• _Document text_
I just listened to an excellent webcast by Neil MacDonald at Gartner on “Why Cloud-Based Computing Will Be More Secure Than It Is Today”. Gartner says that security concerns seem to be top of mind in different surveys on the adoption of cloud computing. Security is important, but people are focusing on the wrong thing.
Many organizations focus on securing or locking down devices. IT locks down servers, firewalls, desktops, mobile devices, you name it. That is a part of the solution, but what is really most important? It’s controlling the outcome of a process, and that is typically about the information.
MacDonald gives a great example of how organizations already give their most important data to 3rd party providers. Think about payroll. Most companies outsource this process. Talk about sensitive data. Somehow we trust those organizations with the security of our personnel information.
So what’s the fear with cloud computing? People are worried they will lose control of the infrastructure and not know what’s going on behind the curtain. Does this really matter if you are in control of your data and the outcomes of your business processes? Think about your cell phone. Many businesses provide cell phones to their employees, but they don’t control the cellular network. They use a service and someone else provides the infrastructure to make it work.

• _Task to carry out_
Answer these about the text on cloud computing security above:
1. Who gave the webcast, and at what firm?
2. Which process does the text say most companies outsource?
3. What do businesses that provide cell phones to employees not control?

• _Data under study_
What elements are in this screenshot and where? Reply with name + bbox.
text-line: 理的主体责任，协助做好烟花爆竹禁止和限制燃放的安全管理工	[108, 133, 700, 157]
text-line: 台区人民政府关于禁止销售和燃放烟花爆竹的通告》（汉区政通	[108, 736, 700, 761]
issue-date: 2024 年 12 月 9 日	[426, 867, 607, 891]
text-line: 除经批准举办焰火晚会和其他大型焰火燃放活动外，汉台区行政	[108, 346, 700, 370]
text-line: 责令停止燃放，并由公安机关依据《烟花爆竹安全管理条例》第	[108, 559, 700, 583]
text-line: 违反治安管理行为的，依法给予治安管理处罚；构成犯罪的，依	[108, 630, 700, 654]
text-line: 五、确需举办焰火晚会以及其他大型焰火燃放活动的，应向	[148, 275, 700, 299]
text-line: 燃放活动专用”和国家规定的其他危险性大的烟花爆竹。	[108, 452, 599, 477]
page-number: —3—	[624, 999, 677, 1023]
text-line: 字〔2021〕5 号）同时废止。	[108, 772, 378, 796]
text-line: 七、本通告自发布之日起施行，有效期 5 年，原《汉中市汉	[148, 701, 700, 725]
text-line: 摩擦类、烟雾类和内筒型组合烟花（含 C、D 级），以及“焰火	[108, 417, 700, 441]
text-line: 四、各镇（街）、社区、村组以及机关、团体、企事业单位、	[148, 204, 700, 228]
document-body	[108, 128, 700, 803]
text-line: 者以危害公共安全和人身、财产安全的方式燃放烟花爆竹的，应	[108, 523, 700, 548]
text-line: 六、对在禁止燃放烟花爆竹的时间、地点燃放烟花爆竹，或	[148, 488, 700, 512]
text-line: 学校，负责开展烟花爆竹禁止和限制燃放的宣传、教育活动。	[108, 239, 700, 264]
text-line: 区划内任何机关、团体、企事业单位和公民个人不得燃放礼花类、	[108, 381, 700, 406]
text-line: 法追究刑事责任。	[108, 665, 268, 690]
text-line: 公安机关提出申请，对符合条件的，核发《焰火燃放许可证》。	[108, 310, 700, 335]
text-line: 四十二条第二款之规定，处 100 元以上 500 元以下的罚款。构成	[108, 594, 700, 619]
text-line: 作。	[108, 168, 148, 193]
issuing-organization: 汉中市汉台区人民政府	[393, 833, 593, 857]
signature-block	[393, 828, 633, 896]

• _Reply to the task_
1. Neil MacDonald at Gartner.
2. Payroll.
3. The cellular network.